--- start of Data shown ---

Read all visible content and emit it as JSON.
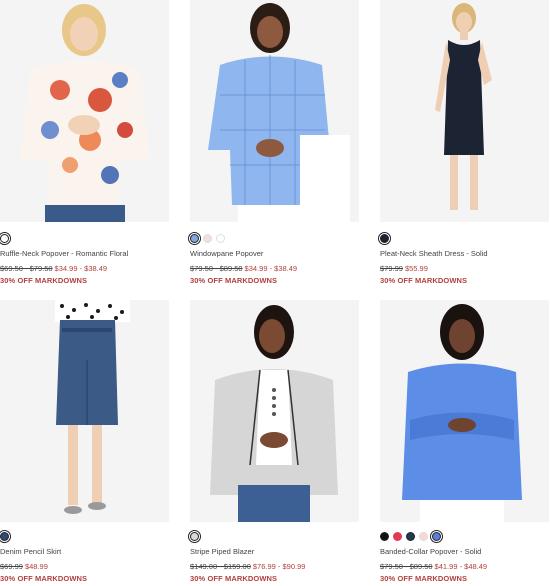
{
  "products": [
    {
      "name": "Ruffle-Neck Popover - Romantic Floral",
      "was_price": "$69.50 - $79.50",
      "now_price": "$34.99 - $38.49",
      "promo": "30% OFF MARKDOWNS",
      "swatches": [
        "#ffffff"
      ]
    },
    {
      "name": "Windowpane Popover",
      "was_price": "$79.50 - $89.50",
      "now_price": "$34.99 - $38.49",
      "promo": "30% OFF MARKDOWNS",
      "swatches": [
        "#7fa7e6",
        "#f3dede",
        "#ffffff"
      ]
    },
    {
      "name": "Pleat-Neck Sheath Dress - Solid",
      "was_price": "$79.99",
      "now_price": "$55.99",
      "promo": "30% OFF MARKDOWNS",
      "swatches": [
        "#1c2433"
      ]
    },
    {
      "name": "Denim Pencil Skirt",
      "was_price": "$69.99",
      "now_price": "$48.99",
      "promo": "30% OFF MARKDOWNS",
      "swatches": [
        "#2f4a7a"
      ]
    },
    {
      "name": "Stripe Piped Blazer",
      "was_price": "$149.00 - $159.00",
      "now_price": "$76.99 - $90.99",
      "promo": "30% OFF MARKDOWNS",
      "swatches": [
        "#d9d9d9"
      ]
    },
    {
      "name": "Banded-Collar Popover - Solid",
      "was_price": "$79.50 - $89.50",
      "now_price": "$41.99 - $48.49",
      "promo": "30% OFF MARKDOWNS",
      "swatches": [
        "#111111",
        "#e03a55",
        "#1e3d52",
        "#f6d9d3",
        "#5a7fe0"
      ]
    }
  ]
}
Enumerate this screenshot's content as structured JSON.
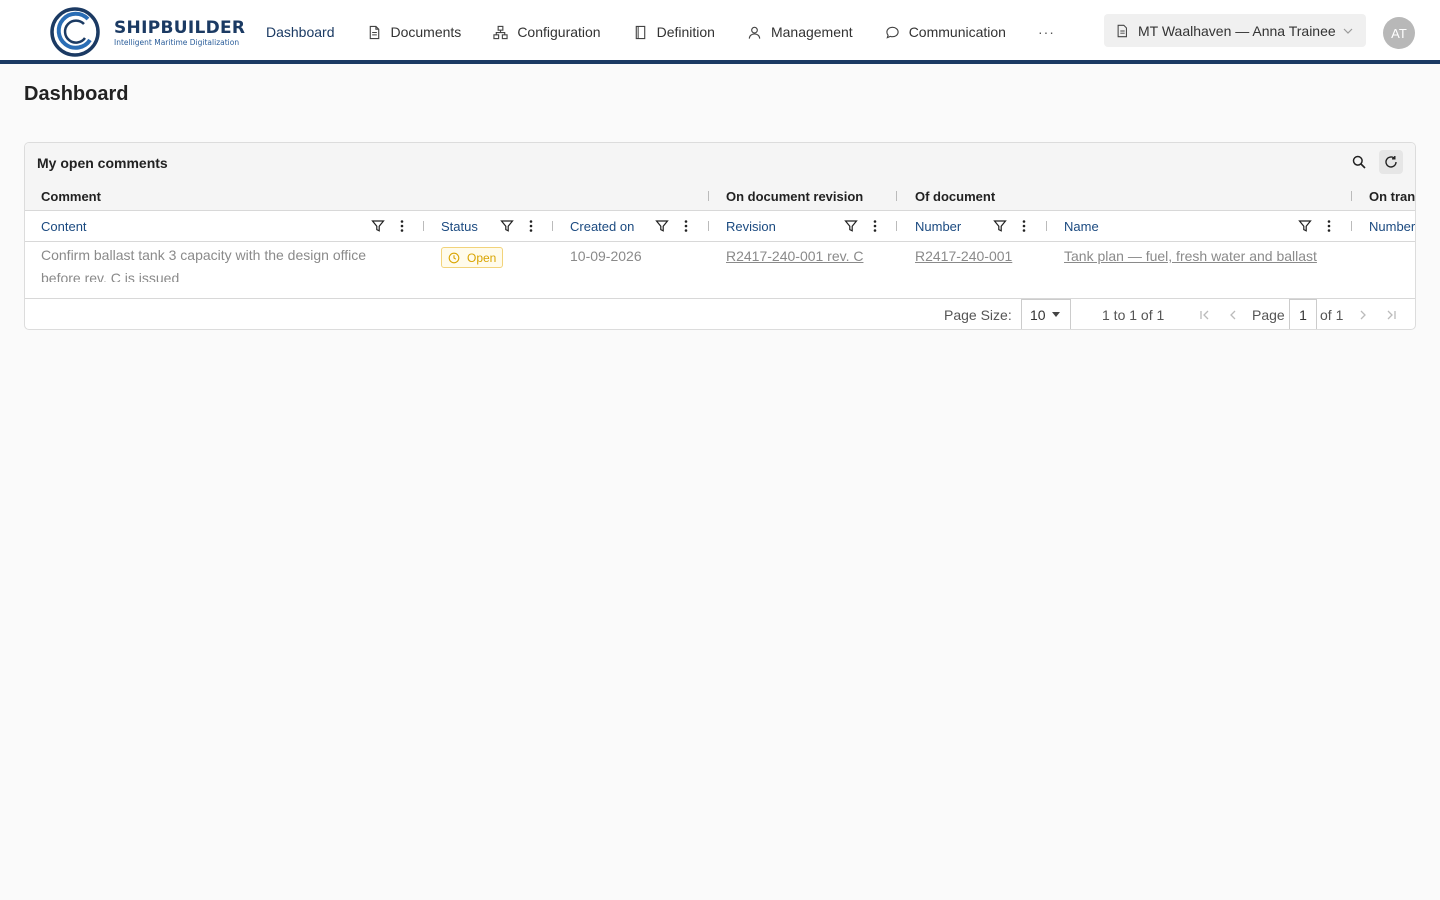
{
  "brand": {
    "name": "SHIPBUILDER",
    "tagline": "Intelligent Maritime Digitalization"
  },
  "nav": {
    "items": [
      {
        "label": "Dashboard",
        "icon": "none",
        "active": true
      },
      {
        "label": "Documents",
        "icon": "document-icon"
      },
      {
        "label": "Configuration",
        "icon": "hierarchy-icon"
      },
      {
        "label": "Definition",
        "icon": "book-icon"
      },
      {
        "label": "Management",
        "icon": "user-icon"
      },
      {
        "label": "Communication",
        "icon": "chat-icon"
      }
    ],
    "more": "···"
  },
  "context": {
    "ship_user": "MT Waalhaven — Anna Trainee"
  },
  "user": {
    "initials": "AT"
  },
  "page": {
    "title": "Dashboard"
  },
  "panel": {
    "title": "My open comments",
    "groups": [
      "Comment",
      "On document revision",
      "Of document",
      "On tran"
    ],
    "columns": [
      "Content",
      "Status",
      "Created on",
      "Revision",
      "Number",
      "Name",
      "Number"
    ],
    "rows": [
      {
        "content": "Confirm ballast tank 3 capacity with the design office before rev. C is issued",
        "status": "Open",
        "created_on": "10-09-2026",
        "revision": "R2417-240-001 rev. C",
        "number": "R2417-240-001",
        "name": "Tank plan — fuel, fresh water and ballast"
      }
    ],
    "footer": {
      "page_size_label": "Page Size:",
      "page_size": "10",
      "range": "1 to 1 of 1",
      "page_label": "Page",
      "page": "1",
      "of_label": "of 1"
    }
  },
  "colors": {
    "brand": "#1b3a63",
    "link": "#1b4a80",
    "status_open": "#d9a400"
  }
}
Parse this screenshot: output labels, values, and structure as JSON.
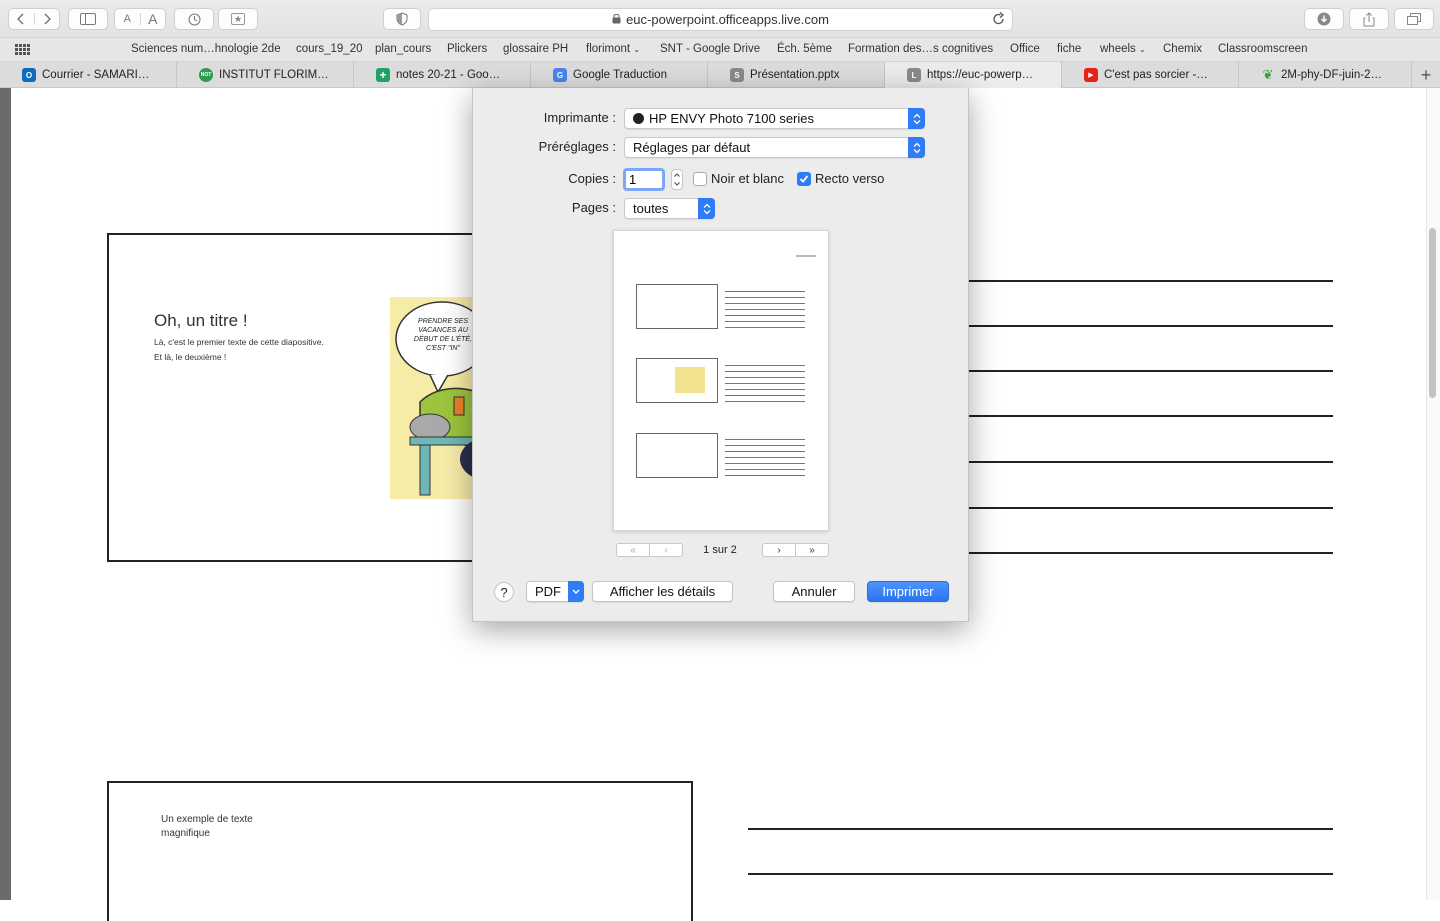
{
  "browser": {
    "url": "euc-powerpoint.officeapps.live.com",
    "bookmarks": [
      "Sciences num…hnologie 2de",
      "cours_19_20",
      "plan_cours",
      "Plickers",
      "glossaire PH",
      "florimont",
      "SNT - Google Drive",
      "Éch. 5ème",
      "Formation des…s cognitives",
      "Office",
      "fiche",
      "wheels",
      "Chemix",
      "Classroomscreen"
    ],
    "tabs": [
      {
        "label": "Courrier - SAMARI…",
        "icon_color": "#0f6cbd",
        "icon": "outlook-icon",
        "glyph": "O"
      },
      {
        "label": "INSTITUT FLORIM…",
        "icon_color": "#2e9b4f",
        "icon": "institut-icon",
        "glyph": "NOT"
      },
      {
        "label": "notes 20-21 - Goo…",
        "icon_color": "#1ea362",
        "icon": "sheets-icon",
        "glyph": "+"
      },
      {
        "label": "Google Traduction",
        "icon_color": "#4a86f0",
        "icon": "translate-icon",
        "glyph": "G"
      },
      {
        "label": "Présentation.pptx",
        "icon_color": "#8a8a8a",
        "icon": "s-letter-icon",
        "glyph": "S"
      },
      {
        "label": "https://euc-powerp…",
        "icon_color": "#8a8a8a",
        "icon": "l-letter-icon",
        "glyph": "L"
      },
      {
        "label": "C'est pas sorcier -…",
        "icon_color": "#e62117",
        "icon": "youtube-icon",
        "glyph": "▶"
      },
      {
        "label": "2M-phy-DF-juin-2…",
        "icon_color": "#3f9b3f",
        "icon": "leaf-icon",
        "glyph": "❦"
      }
    ]
  },
  "slides": {
    "slide1": {
      "title": "Oh, un titre !",
      "line1": "Là, c'est le premier texte de cette diapositive.",
      "line2": "Et là, le deuxième !",
      "cartoon_bubble": "PRENDRE SES VACANCES AU DÉBUT DE L'ÉTÉ, C'EST \"IN\""
    },
    "slide2": {
      "line1": "Un exemple de texte",
      "line2": "magnifique"
    }
  },
  "print_dialog": {
    "printer_label": "Imprimante :",
    "printer_value": "HP ENVY Photo 7100 series",
    "presets_label": "Préréglages :",
    "presets_value": "Réglages par défaut",
    "copies_label": "Copies :",
    "copies_value": "1",
    "bw_label": "Noir et blanc",
    "bw_checked": false,
    "duplex_label": "Recto verso",
    "duplex_checked": true,
    "pages_label": "Pages :",
    "pages_value": "toutes",
    "page_indicator": "1 sur 2",
    "help": "?",
    "pdf": "PDF",
    "details": "Afficher les détails",
    "cancel": "Annuler",
    "print": "Imprimer",
    "accent": "#2f7cf6"
  }
}
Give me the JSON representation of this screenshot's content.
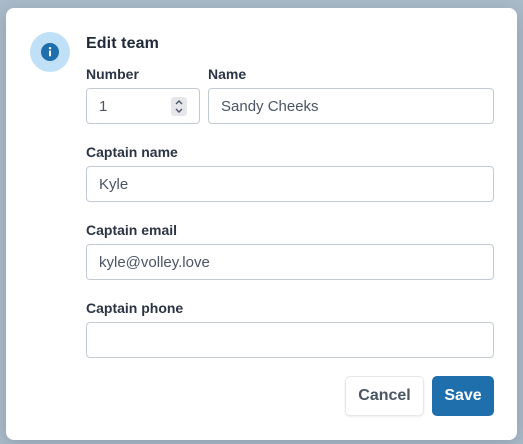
{
  "dialog": {
    "title": "Edit team",
    "icon": "info-icon",
    "accent_color": "#1f6fad",
    "icon_bg_color": "#bfe0f7"
  },
  "form": {
    "number": {
      "label": "Number",
      "value": "1"
    },
    "name": {
      "label": "Name",
      "value": "Sandy Cheeks"
    },
    "captain_name": {
      "label": "Captain name",
      "value": "Kyle"
    },
    "captain_email": {
      "label": "Captain email",
      "value": "kyle@volley.love"
    },
    "captain_phone": {
      "label": "Captain phone",
      "value": ""
    }
  },
  "actions": {
    "cancel_label": "Cancel",
    "save_label": "Save"
  }
}
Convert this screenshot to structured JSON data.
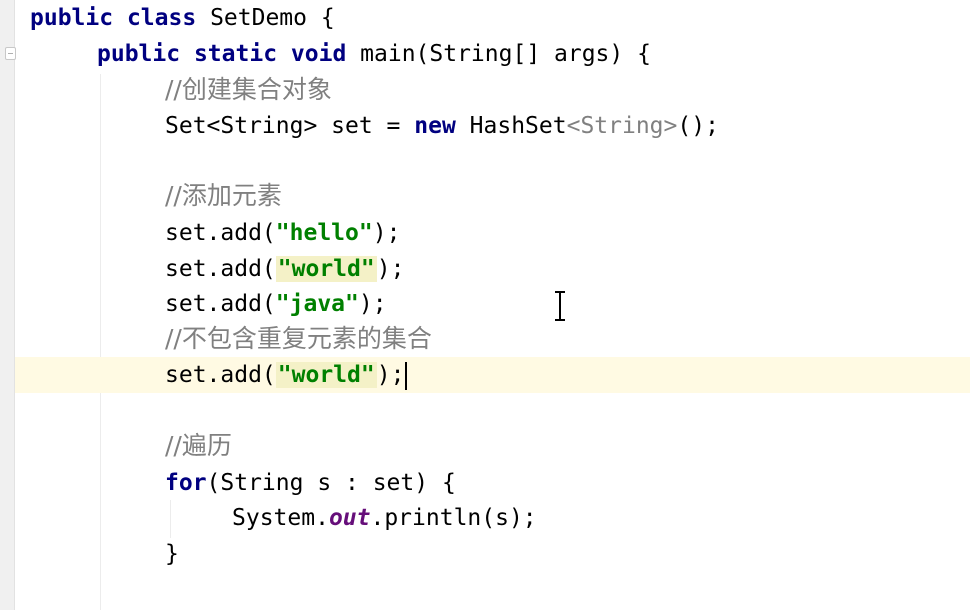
{
  "code": {
    "line1": {
      "kw1": "public",
      "kw2": "class",
      "name": "SetDemo {"
    },
    "line2": {
      "kw1": "public",
      "kw2": "static",
      "kw3": "void",
      "rest": "main(String[] args) {"
    },
    "line3": {
      "comment": "//创建集合对象"
    },
    "line4": {
      "a": "Set<String> set = ",
      "kw": "new",
      "b": "HashSet",
      "g": "<String>",
      "c": "();"
    },
    "line5": {
      "comment": "//添加元素"
    },
    "line6": {
      "pre": "set.add(",
      "str": "\"hello\"",
      "post": ");"
    },
    "line7": {
      "pre": "set.add(",
      "str": "\"world\"",
      "post": ");"
    },
    "line8": {
      "pre": "set.add(",
      "str": "\"java\"",
      "post": ");"
    },
    "line9": {
      "comment": "//不包含重复元素的集合"
    },
    "line10": {
      "pre": "set.add(",
      "str": "\"world\"",
      "post": ");"
    },
    "line11": {
      "comment": "//遍历"
    },
    "line12": {
      "kw": "for",
      "rest": "(String s : set) {"
    },
    "line13": {
      "pre": "System.",
      "field": "out",
      "post": ".println(s);"
    },
    "line14": {
      "text": "}"
    }
  },
  "colors": {
    "keyword": "#000080",
    "comment": "#808080",
    "string": "#008000",
    "field": "#660e7a",
    "current_line": "#fffae3",
    "string_highlight": "#f4f1c7"
  }
}
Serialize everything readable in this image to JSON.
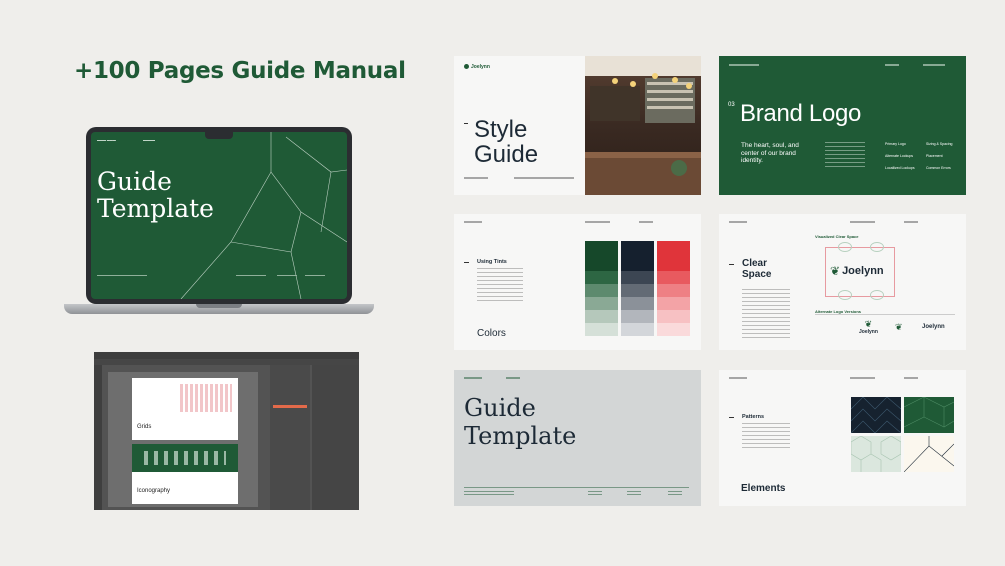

--- end of Data shown ---

## Goal
Look above for lines with the word "glyph" and copy them all.

## Answer to this task
        "glyph": "O"
        "glyph": "NOT"
        "glyph": "+"
        "glyph": "G"
        "glyph": "S"
        "glyph": "L"
        "glyph": "▶"
        "glyph": "❦"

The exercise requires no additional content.